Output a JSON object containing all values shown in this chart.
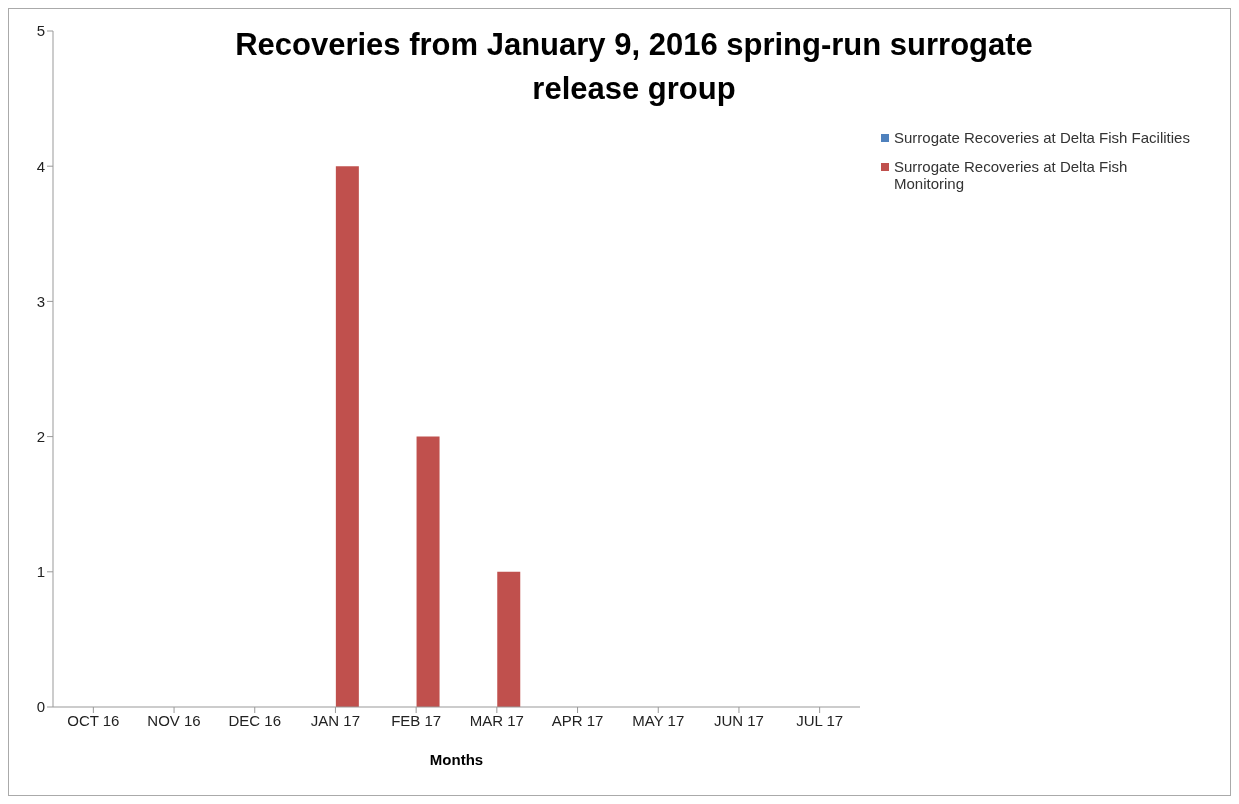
{
  "chart_data": {
    "type": "bar",
    "title": "Recoveries from January 9, 2016 spring-run surrogate release group",
    "xlabel": "Months",
    "categories": [
      "OCT 16",
      "NOV 16",
      "DEC 16",
      "JAN 17",
      "FEB 17",
      "MAR 17",
      "APR 17",
      "MAY 17",
      "JUN 17",
      "JUL 17"
    ],
    "series": [
      {
        "name": "Surrogate Recoveries at Delta Fish Facilities",
        "color": "#4f81bd",
        "values": [
          0,
          0,
          0,
          0,
          0,
          0,
          0,
          0,
          0,
          0
        ]
      },
      {
        "name": "Surrogate Recoveries at Delta Fish Monitoring",
        "color": "#c0504d",
        "values": [
          0,
          0,
          0,
          4,
          2,
          1,
          0,
          0,
          0,
          0
        ]
      }
    ],
    "ylim": [
      0,
      5
    ],
    "yticks": [
      0,
      1,
      2,
      3,
      4,
      5
    ],
    "grid": false,
    "legend": "top right"
  }
}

## Objective
Quote the listing above in full, except for the pictures.

## Task solution
Output a JSON object containing all values shown in this chart.
{
  "chart_data": {
    "type": "bar",
    "title": "Recoveries from January 9, 2016 spring-run surrogate release group",
    "xlabel": "Months",
    "categories": [
      "OCT 16",
      "NOV 16",
      "DEC 16",
      "JAN 17",
      "FEB 17",
      "MAR 17",
      "APR 17",
      "MAY 17",
      "JUN 17",
      "JUL 17"
    ],
    "series": [
      {
        "name": "Surrogate Recoveries at Delta Fish Facilities",
        "color": "#4f81bd",
        "values": [
          0,
          0,
          0,
          0,
          0,
          0,
          0,
          0,
          0,
          0
        ]
      },
      {
        "name": "Surrogate Recoveries at Delta Fish Monitoring",
        "color": "#c0504d",
        "values": [
          0,
          0,
          0,
          4,
          2,
          1,
          0,
          0,
          0,
          0
        ]
      }
    ],
    "ylim": [
      0,
      5
    ],
    "yticks": [
      0,
      1,
      2,
      3,
      4,
      5
    ],
    "grid": false,
    "legend": "top right"
  }
}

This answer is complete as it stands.